**What you should do**
Can you update the listing from the line holding "Patent image size: (1046, 354)." through the end of the listing, inclusive, so that "schematic" becomes "simplified" and nothing else changes, and return only those lines?

**Entries supplied**
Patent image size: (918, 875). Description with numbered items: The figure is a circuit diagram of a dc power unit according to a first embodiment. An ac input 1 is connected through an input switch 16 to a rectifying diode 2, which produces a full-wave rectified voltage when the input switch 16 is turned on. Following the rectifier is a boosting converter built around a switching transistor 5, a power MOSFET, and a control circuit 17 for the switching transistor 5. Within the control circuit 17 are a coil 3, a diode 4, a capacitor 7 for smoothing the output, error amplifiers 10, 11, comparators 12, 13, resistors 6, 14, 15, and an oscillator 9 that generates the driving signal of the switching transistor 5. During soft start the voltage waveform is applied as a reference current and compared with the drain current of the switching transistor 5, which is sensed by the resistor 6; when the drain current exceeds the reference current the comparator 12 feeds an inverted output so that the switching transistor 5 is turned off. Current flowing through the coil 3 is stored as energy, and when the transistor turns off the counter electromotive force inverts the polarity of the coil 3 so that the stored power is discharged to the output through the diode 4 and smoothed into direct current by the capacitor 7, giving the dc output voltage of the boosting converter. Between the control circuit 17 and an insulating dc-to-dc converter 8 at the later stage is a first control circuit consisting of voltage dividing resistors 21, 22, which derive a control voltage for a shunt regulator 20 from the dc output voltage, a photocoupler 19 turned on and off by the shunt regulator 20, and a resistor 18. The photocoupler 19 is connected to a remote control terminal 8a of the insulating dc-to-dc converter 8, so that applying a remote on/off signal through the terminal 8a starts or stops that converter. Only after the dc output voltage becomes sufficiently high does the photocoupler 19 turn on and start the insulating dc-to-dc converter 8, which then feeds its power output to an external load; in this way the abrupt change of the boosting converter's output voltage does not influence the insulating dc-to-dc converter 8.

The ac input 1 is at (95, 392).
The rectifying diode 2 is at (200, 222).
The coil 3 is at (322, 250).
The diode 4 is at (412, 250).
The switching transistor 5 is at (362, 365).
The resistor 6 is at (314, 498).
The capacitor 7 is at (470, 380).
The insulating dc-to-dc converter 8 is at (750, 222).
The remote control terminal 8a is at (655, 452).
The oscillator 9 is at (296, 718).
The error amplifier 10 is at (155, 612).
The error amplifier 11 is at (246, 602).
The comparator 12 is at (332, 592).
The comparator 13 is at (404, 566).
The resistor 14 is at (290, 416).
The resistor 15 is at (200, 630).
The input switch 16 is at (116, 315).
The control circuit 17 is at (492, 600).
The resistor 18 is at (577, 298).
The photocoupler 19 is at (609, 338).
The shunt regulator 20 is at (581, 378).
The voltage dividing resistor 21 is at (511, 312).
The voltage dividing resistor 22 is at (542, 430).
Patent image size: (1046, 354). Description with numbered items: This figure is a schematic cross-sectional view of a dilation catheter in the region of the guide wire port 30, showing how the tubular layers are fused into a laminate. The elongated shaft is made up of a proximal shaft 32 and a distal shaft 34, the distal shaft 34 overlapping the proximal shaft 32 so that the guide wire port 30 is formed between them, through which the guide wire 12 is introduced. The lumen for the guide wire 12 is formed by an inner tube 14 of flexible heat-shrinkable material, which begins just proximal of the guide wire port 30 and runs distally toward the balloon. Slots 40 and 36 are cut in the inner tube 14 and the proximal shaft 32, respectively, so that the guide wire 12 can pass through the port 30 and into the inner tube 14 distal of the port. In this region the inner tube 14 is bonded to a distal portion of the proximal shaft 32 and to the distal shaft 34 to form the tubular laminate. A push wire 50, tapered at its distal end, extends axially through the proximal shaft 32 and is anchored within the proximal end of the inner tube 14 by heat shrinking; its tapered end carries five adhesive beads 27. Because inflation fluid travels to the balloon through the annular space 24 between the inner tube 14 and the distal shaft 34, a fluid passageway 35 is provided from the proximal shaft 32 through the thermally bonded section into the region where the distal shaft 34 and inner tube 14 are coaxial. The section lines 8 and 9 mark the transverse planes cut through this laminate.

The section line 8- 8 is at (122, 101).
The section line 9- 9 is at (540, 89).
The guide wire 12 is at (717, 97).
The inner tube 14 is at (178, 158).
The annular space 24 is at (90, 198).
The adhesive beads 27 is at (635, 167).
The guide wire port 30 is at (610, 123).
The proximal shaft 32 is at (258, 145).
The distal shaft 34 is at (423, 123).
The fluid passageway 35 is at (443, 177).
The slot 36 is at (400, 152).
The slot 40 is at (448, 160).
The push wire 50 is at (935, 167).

**Complete output**
Patent image size: (1046, 354). Description with numbered items: This figure is a simplified cross-sectional view of a dilation catheter in the region of the guide wire port 30, showing how the tubular layers are fused into a laminate. The elongated shaft is made up of a proximal shaft 32 and a distal shaft 34, the distal shaft 34 overlapping the proximal shaft 32 so that the guide wire port 30 is formed between them, through which the guide wire 12 is introduced. The lumen for the guide wire 12 is formed by an inner tube 14 of flexible heat-shrinkable material, which begins just proximal of the guide wire port 30 and runs distally toward the balloon. Slots 40 and 36 are cut in the inner tube 14 and the proximal shaft 32, respectively, so that the guide wire 12 can pass through the port 30 and into the inner tube 14 distal of the port. In this region the inner tube 14 is bonded to a distal portion of the proximal shaft 32 and to the distal shaft 34 to form the tubular laminate. A push wire 50, tapered at its distal end, extends axially through the proximal shaft 32 and is anchored within the proximal end of the inner tube 14 by heat shrinking; its tapered end carries five adhesive beads 27. Because inflation fluid travels to the balloon through the annular space 24 between the inner tube 14 and the distal shaft 34, a fluid passageway 35 is provided from the proximal shaft 32 through the thermally bonded section into the region where the distal shaft 34 and inner tube 14 are coaxial. The section lines 8 and 9 mark the transverse planes cut through this laminate.

The section line 8- 8 is at (122, 101).
The section line 9- 9 is at (540, 89).
The guide wire 12 is at (717, 97).
The inner tube 14 is at (178, 158).
The annular space 24 is at (90, 198).
The adhesive beads 27 is at (635, 167).
The guide wire port 30 is at (610, 123).
The proximal shaft 32 is at (258, 145).
The distal shaft 34 is at (423, 123).
The fluid passageway 35 is at (443, 177).
The slot 36 is at (400, 152).
The slot 40 is at (448, 160).
The push wire 50 is at (935, 167).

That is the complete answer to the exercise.